§ **Aim**:
Hunt for the word "Properties" across the entries below, copying each line that holds it.

-*-

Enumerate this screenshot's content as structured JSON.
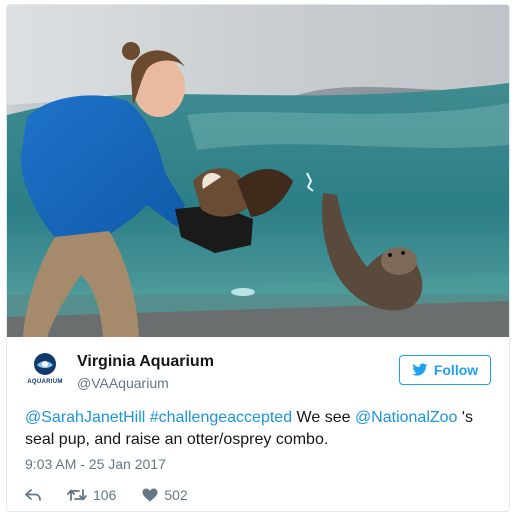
{
  "photo": {
    "description_icon": "aquarium-photo"
  },
  "account": {
    "name": "Virginia Aquarium",
    "handle": "@VAAquarium",
    "avatar_text": "AQUARIUM"
  },
  "follow_button": {
    "label": "Follow",
    "icon": "bird-icon"
  },
  "tweet": {
    "mention1": "@SarahJanetHill",
    "hashtag": "#challengeaccepted",
    "text1": " We see ",
    "mention2": "@NationalZoo",
    "text2": " 's seal pup, and raise an otter/osprey combo.",
    "timestamp": "9:03 AM - 25 Jan 2017"
  },
  "actions": {
    "reply_icon": "reply-icon",
    "retweet_icon": "retweet-icon",
    "retweet_count": "106",
    "like_icon": "heart-icon",
    "like_count": "502"
  },
  "colors": {
    "accent": "#1da1f2",
    "link": "#1b95e0",
    "muted": "#657786"
  }
}
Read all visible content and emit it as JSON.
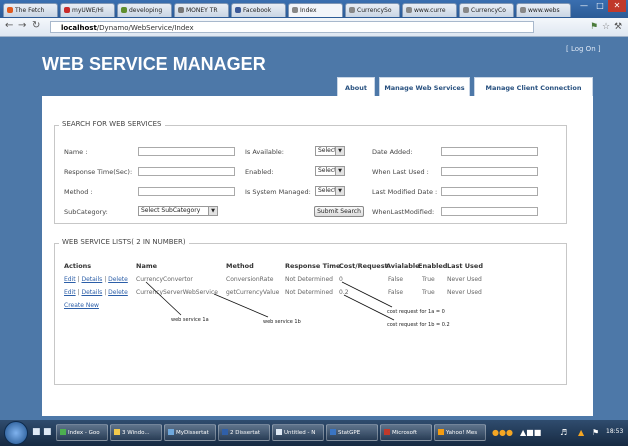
{
  "browser": {
    "tabs": [
      {
        "label": "The Fetch",
        "color": "#e05a1e"
      },
      {
        "label": "myUWE/Hi",
        "color": "#c82a2a"
      },
      {
        "label": "developing",
        "color": "#5f8f2f"
      },
      {
        "label": "MONEY TR",
        "color": "#777777"
      },
      {
        "label": "Facebook",
        "color": "#3b5998"
      },
      {
        "label": "Index",
        "color": "#888888"
      },
      {
        "label": "CurrencySo",
        "color": "#888888"
      },
      {
        "label": "www.curre",
        "color": "#888888"
      },
      {
        "label": "CurrencyCo",
        "color": "#888888"
      },
      {
        "label": "www.webs",
        "color": "#888888"
      }
    ],
    "url_host": "localhost",
    "url_path": "/Dynamo/WebService/Index"
  },
  "app": {
    "title": "WEB SERVICE MANAGER",
    "logon": "[ Log On ]",
    "nav": [
      "About",
      "Manage Web Services",
      "Manage Client Connection Interface"
    ]
  },
  "search": {
    "legend": "SEARCH FOR WEB SERVICES",
    "name_label": "Name :",
    "is_available_label": "Is Available:",
    "date_added_label": "Date Added:",
    "response_time_label": "Response Time(Sec):",
    "enabled_label": "Enabled:",
    "when_last_used_label": "When Last Used :",
    "method_label": "Method :",
    "system_managed_label": "Is System Managed:",
    "last_modified_label": "Last Modified Date :",
    "subcategory_label": "SubCategory:",
    "select_value": "Select",
    "subcategory_value": "Select SubCategory",
    "submit_label": "Submit Search",
    "when_last_modified_label": "WhenLastModified:"
  },
  "list": {
    "legend": "WEB SERVICE LISTS( 2 IN NUMBER)",
    "columns": [
      "Actions",
      "Name",
      "Method",
      "Response Time",
      "Cost/Request",
      "Avialable",
      "Enabled",
      "Last Used"
    ],
    "actions": [
      "Edit",
      "Details",
      "Delete"
    ],
    "rows": [
      {
        "name": "CurrencyConvertor",
        "method": "ConversionRate",
        "response_time": "Not Determined",
        "cost": "0",
        "available": "False",
        "enabled": "True",
        "last_used": "Never Used"
      },
      {
        "name": "CurrencyServerWebService",
        "method": "getCurrencyValue",
        "response_time": "Not Determined",
        "cost": "0.2",
        "available": "False",
        "enabled": "True",
        "last_used": "Never Used"
      }
    ],
    "create_new": "Create New"
  },
  "annotations": {
    "web_service_1a": "web service 1a",
    "web_service_1b": "web service 1b",
    "cost_1a": "cost request for 1a = 0",
    "cost_1b": "cost request for 1b = 0.2"
  },
  "taskbar": {
    "items": [
      "Index - Goo",
      "3 Windo...",
      "MyDissertat",
      "2 Dissertat",
      "Untitled - N",
      "StatGPE",
      "Microsoft",
      "Yahoo! Mes"
    ],
    "clock": "18:53"
  }
}
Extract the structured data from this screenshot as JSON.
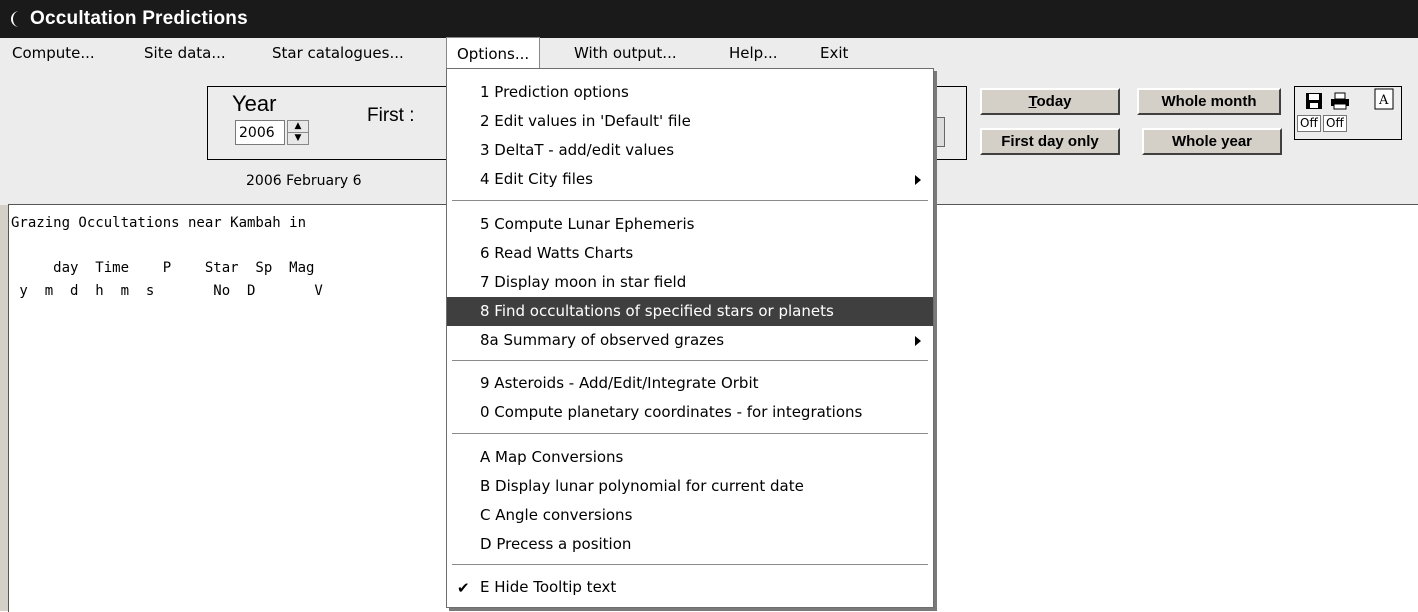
{
  "window": {
    "title": "Occultation Predictions"
  },
  "menubar": {
    "items": [
      "Compute...",
      "Site data...",
      "Star catalogues...",
      "Options...",
      "With output...",
      "Help...",
      "Exit"
    ]
  },
  "controls": {
    "year_label": "Year",
    "year_value": "2006",
    "first_label": "First :",
    "date_text": "2006 February 6",
    "today_label": "Today",
    "first_day_only_label": "First day only",
    "whole_month_label": "Whole month",
    "whole_year_label": "Whole year",
    "save_off": "Off",
    "print_off": "Off"
  },
  "output": {
    "line1": "Grazing Occultations near Kambah in",
    "line2": "     day  Time    P    Star  Sp  Mag",
    "line3": " y  m  d  h  m  s       No  D       V"
  },
  "options_menu": {
    "items": [
      "1 Prediction options",
      "2 Edit values in 'Default' file",
      "3 DeltaT - add/edit values",
      "4 Edit City files",
      "5 Compute Lunar Ephemeris",
      "6 Read Watts Charts",
      "7 Display moon in star field",
      "8 Find occultations of specified stars or planets",
      "8a Summary of observed grazes",
      "9 Asteroids - Add/Edit/Integrate Orbit",
      "0 Compute planetary coordinates - for integrations",
      "A Map Conversions",
      "B Display lunar polynomial for current date",
      "C Angle conversions",
      "D Precess a position",
      "E Hide Tooltip text"
    ],
    "selected_index": 7,
    "checked_item": "E Hide Tooltip text"
  }
}
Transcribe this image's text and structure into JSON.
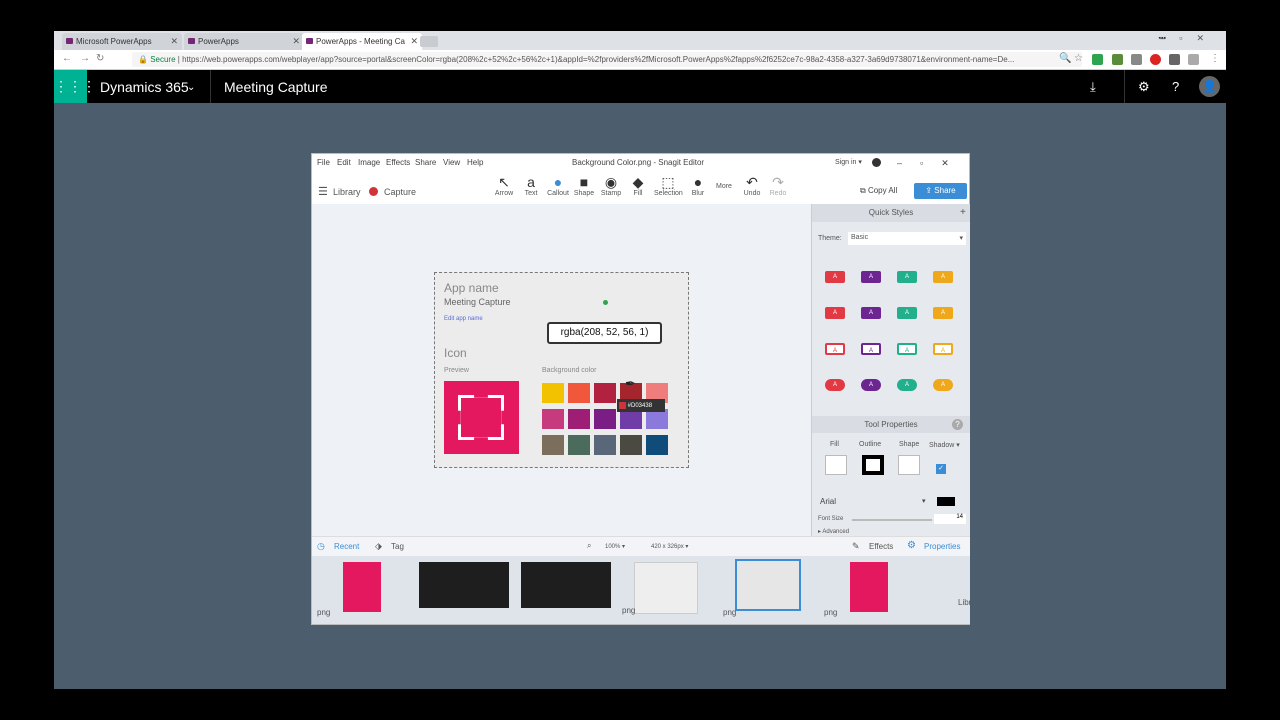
{
  "browser": {
    "tabs": [
      {
        "label": "Microsoft PowerApps"
      },
      {
        "label": "PowerApps"
      },
      {
        "label": "PowerApps - Meeting Ca"
      }
    ],
    "secure": "Secure",
    "url": "https://web.powerapps.com/webplayer/app?source=portal&screenColor=rgba(208%2c+52%2c+56%2c+1)&appId=%2fproviders%2fMicrosoft.PowerApps%2fapps%2f6252ce7c-98a2-4358-a327-3a69d9738071&environment-name=De..."
  },
  "app": {
    "product": "Dynamics 365",
    "name": "Meeting Capture"
  },
  "snagit": {
    "menu": [
      "File",
      "Edit",
      "Image",
      "Effects",
      "Share",
      "View",
      "Help"
    ],
    "title": "Background Color.png - Snagit Editor",
    "signin": "Sign in ▾",
    "library": "Library",
    "capture": "Capture",
    "tools": [
      {
        "label": "Arrow",
        "glyph": "↖"
      },
      {
        "label": "Text",
        "glyph": "a"
      },
      {
        "label": "Callout",
        "glyph": "💬"
      },
      {
        "label": "Shape",
        "glyph": "■"
      },
      {
        "label": "Stamp",
        "glyph": "◉"
      },
      {
        "label": "Fill",
        "glyph": "◆"
      },
      {
        "label": "Selection",
        "glyph": "⬚"
      },
      {
        "label": "Blur",
        "glyph": "💧"
      }
    ],
    "more": "More",
    "undo": "Undo",
    "redo": "Redo",
    "copy_all": "Copy All",
    "share": "Share",
    "quick_styles": "Quick Styles",
    "theme_label": "Theme:",
    "theme_value": "Basic",
    "tool_properties": "Tool Properties",
    "prop_labels": {
      "fill": "Fill",
      "outline": "Outline",
      "shape": "Shape",
      "shadow": "Shadow ▾"
    },
    "font": "Arial",
    "font_size_label": "Font Size",
    "font_size": "14",
    "advanced": "Advanced",
    "recent": "Recent",
    "tag": "Tag",
    "zoom": "100% ▾",
    "dims": "420 x 326px ▾",
    "effects": "Effects",
    "properties": "Properties",
    "thumb_label": "png",
    "library_short": "Libr"
  },
  "capture_img": {
    "app_name_label": "App name",
    "app_name_value": "Meeting Capture",
    "edit_link": "Edit app name",
    "icon_label": "Icon",
    "preview_label": "Preview",
    "bg_color_label": "Background color",
    "callout": "rgba(208, 52, 56, 1)",
    "hex": "#D03438"
  },
  "colors": {
    "accent": "#00b294",
    "selected": "#d03438",
    "preview": "#e3185e",
    "swatches": [
      "#f2c100",
      "#f0573b",
      "#b2213f",
      "#a4262c",
      "#ef7d7d",
      "#c53b7d",
      "#9e1d75",
      "#7a1e86",
      "#6f3ca8",
      "#8b7adc",
      "#7c6e5d",
      "#4b6b5c",
      "#5a6778",
      "#4a4a42",
      "#104c7a"
    ]
  }
}
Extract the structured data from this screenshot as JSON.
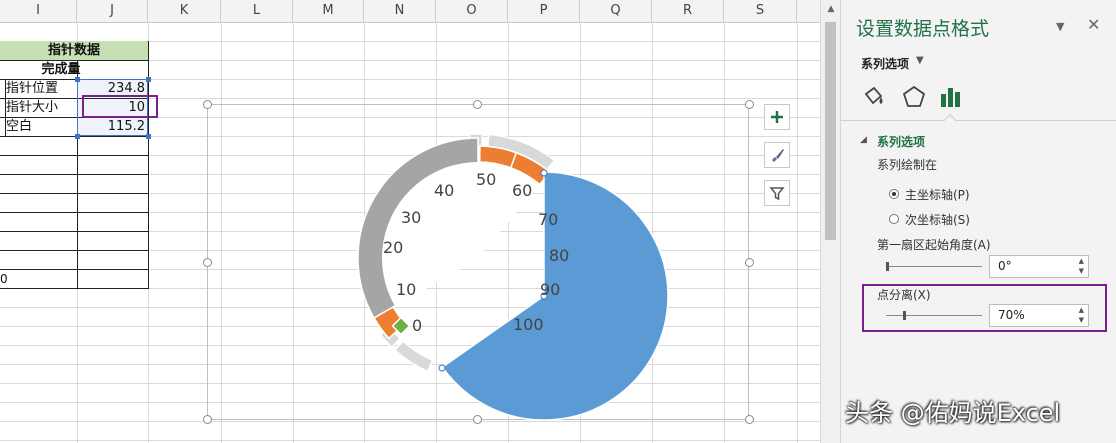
{
  "sheet": {
    "columns": [
      "I",
      "J",
      "K",
      "L",
      "M",
      "N",
      "O",
      "P",
      "Q",
      "R",
      "S"
    ],
    "table": {
      "title": "指针数据",
      "header": "完成量",
      "rows": [
        {
          "label": "指针位置",
          "value": "234.8"
        },
        {
          "label": "指针大小",
          "value": "10"
        },
        {
          "label": "空白",
          "value": "115.2"
        }
      ]
    },
    "edge_digit": "0"
  },
  "chart": {
    "ticks": [
      "0",
      "10",
      "20",
      "30",
      "40",
      "50",
      "60",
      "70",
      "80",
      "90",
      "100"
    ],
    "colors": {
      "gray": "#a5a5a5",
      "light_gray": "#d9d9d9",
      "orange": "#ed7d31",
      "blue": "#5b9bd5",
      "green": "#70ad47"
    },
    "tools": [
      "plus-icon",
      "brush-icon",
      "filter-icon"
    ]
  },
  "chart_data": {
    "type": "pie",
    "pointer_series": {
      "categories": [
        "指针位置",
        "指针大小",
        "空白"
      ],
      "values": [
        234.8,
        10,
        115.2
      ]
    },
    "point_explosion": "70%",
    "first_slice_angle": "0°"
  },
  "pane": {
    "title": "设置数据点格式",
    "series_options_menu": "系列选项",
    "tabs": [
      "fill-line-icon",
      "effects-icon",
      "series-options-icon"
    ],
    "section_title": "系列选项",
    "plot_on_label": "系列绘制在",
    "primary_axis": "主坐标轴(P)",
    "secondary_axis": "次坐标轴(S)",
    "first_slice_angle_label": "第一扇区起始角度(A)",
    "first_slice_angle_value": "0°",
    "explosion_label": "点分离(X)",
    "explosion_value": "70%"
  },
  "watermark": "头条 @佑妈说Excel"
}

-*-

§ **Reply to the task**:
    "tool_properties": "Tool Properties",
    "properties": "Properties",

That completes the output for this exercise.